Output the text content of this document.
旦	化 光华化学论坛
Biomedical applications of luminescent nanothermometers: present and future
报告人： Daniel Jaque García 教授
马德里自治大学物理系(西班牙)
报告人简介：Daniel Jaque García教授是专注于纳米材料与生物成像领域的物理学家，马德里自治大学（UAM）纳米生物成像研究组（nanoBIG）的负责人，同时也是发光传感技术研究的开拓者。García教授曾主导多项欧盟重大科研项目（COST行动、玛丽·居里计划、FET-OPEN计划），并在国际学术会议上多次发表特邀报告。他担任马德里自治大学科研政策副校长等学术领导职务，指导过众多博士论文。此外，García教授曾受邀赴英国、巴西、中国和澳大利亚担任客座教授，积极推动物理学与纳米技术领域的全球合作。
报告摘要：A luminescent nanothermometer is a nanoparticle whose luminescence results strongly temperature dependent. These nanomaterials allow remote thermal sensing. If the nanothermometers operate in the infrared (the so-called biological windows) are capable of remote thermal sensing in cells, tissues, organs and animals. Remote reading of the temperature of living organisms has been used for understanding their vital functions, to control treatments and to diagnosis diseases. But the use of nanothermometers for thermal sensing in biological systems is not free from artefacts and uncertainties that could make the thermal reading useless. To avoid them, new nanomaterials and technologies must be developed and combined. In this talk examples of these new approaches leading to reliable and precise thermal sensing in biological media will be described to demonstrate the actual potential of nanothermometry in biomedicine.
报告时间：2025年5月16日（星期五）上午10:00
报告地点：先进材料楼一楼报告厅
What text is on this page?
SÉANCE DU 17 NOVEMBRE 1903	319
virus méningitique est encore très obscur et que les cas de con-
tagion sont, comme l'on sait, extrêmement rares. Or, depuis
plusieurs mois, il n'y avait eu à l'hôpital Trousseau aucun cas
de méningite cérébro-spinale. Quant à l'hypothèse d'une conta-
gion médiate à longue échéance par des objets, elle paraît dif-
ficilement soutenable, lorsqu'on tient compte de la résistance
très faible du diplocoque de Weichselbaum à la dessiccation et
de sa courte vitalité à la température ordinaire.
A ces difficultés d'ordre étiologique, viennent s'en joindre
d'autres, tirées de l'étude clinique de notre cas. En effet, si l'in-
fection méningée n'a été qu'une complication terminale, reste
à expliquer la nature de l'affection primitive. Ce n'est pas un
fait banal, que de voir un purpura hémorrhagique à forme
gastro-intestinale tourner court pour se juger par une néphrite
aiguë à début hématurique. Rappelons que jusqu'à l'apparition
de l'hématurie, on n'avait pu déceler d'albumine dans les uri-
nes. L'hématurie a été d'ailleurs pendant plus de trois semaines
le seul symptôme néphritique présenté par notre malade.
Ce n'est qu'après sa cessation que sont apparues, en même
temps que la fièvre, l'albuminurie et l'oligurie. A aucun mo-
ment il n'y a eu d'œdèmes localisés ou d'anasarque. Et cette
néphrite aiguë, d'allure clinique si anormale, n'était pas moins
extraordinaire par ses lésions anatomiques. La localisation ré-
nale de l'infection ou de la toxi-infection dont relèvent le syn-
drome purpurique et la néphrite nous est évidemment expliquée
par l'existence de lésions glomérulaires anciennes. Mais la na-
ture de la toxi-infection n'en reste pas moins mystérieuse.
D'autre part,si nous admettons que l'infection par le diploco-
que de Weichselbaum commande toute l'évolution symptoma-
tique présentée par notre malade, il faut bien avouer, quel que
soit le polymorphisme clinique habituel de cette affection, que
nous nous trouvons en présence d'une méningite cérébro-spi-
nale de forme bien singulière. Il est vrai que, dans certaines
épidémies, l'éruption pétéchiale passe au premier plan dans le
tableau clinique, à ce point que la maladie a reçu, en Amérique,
▬▬▬▬▬▬
WHAT IS NEEDED →
Each entry above is to be transcribed word for word.

ANSWER FOR THIS EXERCISE →
Output the text content of this document.
旦	化 光华化学论坛
Biomedical applications of luminescent nanothermometers: present and future
报告人： Daniel Jaque García 教授
马德里自治大学物理系(西班牙)
报告人简介：Daniel Jaque García教授是专注于纳米材料与生物成像领域的物理学家，马德里自治大学（UAM）纳米生物成像研究组（nanoBIG）的负责人，同时也是发光传感技术研究的开拓者。García教授曾主导多项欧盟重大科研项目（COST行动、玛丽·居里计划、FET-OPEN计划），并在国际学术会议上多次发表特邀报告。他担任马德里自治大学科研政策副校长等学术领导职务，指导过众多博士论文。此外，García教授曾受邀赴英国、巴西、中国和澳大利亚担任客座教授，积极推动物理学与纳米技术领域的全球合作。
报告摘要：A luminescent nanothermometer is a nanoparticle whose luminescence results strongly temperature dependent. These nanomaterials allow remote thermal sensing. If the nanothermometers operate in the infrared (the so-called biological windows) are capable of remote thermal sensing in cells, tissues, organs and animals. Remote reading of the temperature of living organisms has been used for understanding their vital functions, to control treatments and to diagnosis diseases. But the use of nanothermometers for thermal sensing in biological systems is not free from artefacts and uncertainties that could make the thermal reading useless. To avoid them, new nanomaterials and technologies must be developed and combined. In this talk examples of these new approaches leading to reliable and precise thermal sensing in biological media will be described to demonstrate the actual potential of nanothermometry in biomedicine.
报告时间：2025年5月16日（星期五）上午10:00
报告地点：先进材料楼一楼报告厅
What text is on this page?
SÉANCE DU 17 NOVEMBRE 1903	319
virus méningitique est encore très obscur et que les cas de con-
tagion sont, comme l'on sait, extrêmement rares. Or, depuis
plusieurs mois, il n'y avait eu à l'hôpital Trousseau aucun cas
de méningite cérébro-spinale. Quant à l'hypothèse d'une conta-
gion médiate à longue échéance par des objets, elle paraît dif-
ficilement soutenable, lorsqu'on tient compte de la résistance
très faible du diplocoque de Weichselbaum à la dessiccation et
de sa courte vitalité à la température ordinaire.
A ces difficultés d'ordre étiologique, viennent s'en joindre
d'autres, tirées de l'étude clinique de notre cas. En effet, si l'in-
fection méningée n'a été qu'une complication terminale, reste
à expliquer la nature de l'affection primitive. Ce n'est pas un
fait banal, que de voir un purpura hémorrhagique à forme
gastro-intestinale tourner court pour se juger par une néphrite
aiguë à début hématurique. Rappelons que jusqu'à l'apparition
de l'hématurie, on n'avait pu déceler d'albumine dans les uri-
nes. L'hématurie a été d'ailleurs pendant plus de trois semaines
le seul symptôme néphritique présenté par notre malade.
Ce n'est qu'après sa cessation que sont apparues, en même
temps que la fièvre, l'albuminurie et l'oligurie. A aucun mo-
ment il n'y a eu d'œdèmes localisés ou d'anasarque. Et cette
néphrite aiguë, d'allure clinique si anormale, n'était pas moins
extraordinaire par ses lésions anatomiques. La localisation ré-
nale de l'infection ou de la toxi-infection dont relèvent le syn-
drome purpurique et la néphrite nous est évidemment expliquée
par l'existence de lésions glomérulaires anciennes. Mais la na-
ture de la toxi-infection n'en reste pas moins mystérieuse.
D'autre part,si nous admettons que l'infection par le diploco-
que de Weichselbaum commande toute l'évolution symptoma-
tique présentée par notre malade, il faut bien avouer, quel que
soit le polymorphisme clinique habituel de cette affection, que
nous nous trouvons en présence d'une méningite cérébro-spi-
nale de forme bien singulière. Il est vrai que, dans certaines
épidémies, l'éruption pétéchiale passe au premier plan dans le
tableau clinique, à ce point que la maladie a reçu, en Amérique,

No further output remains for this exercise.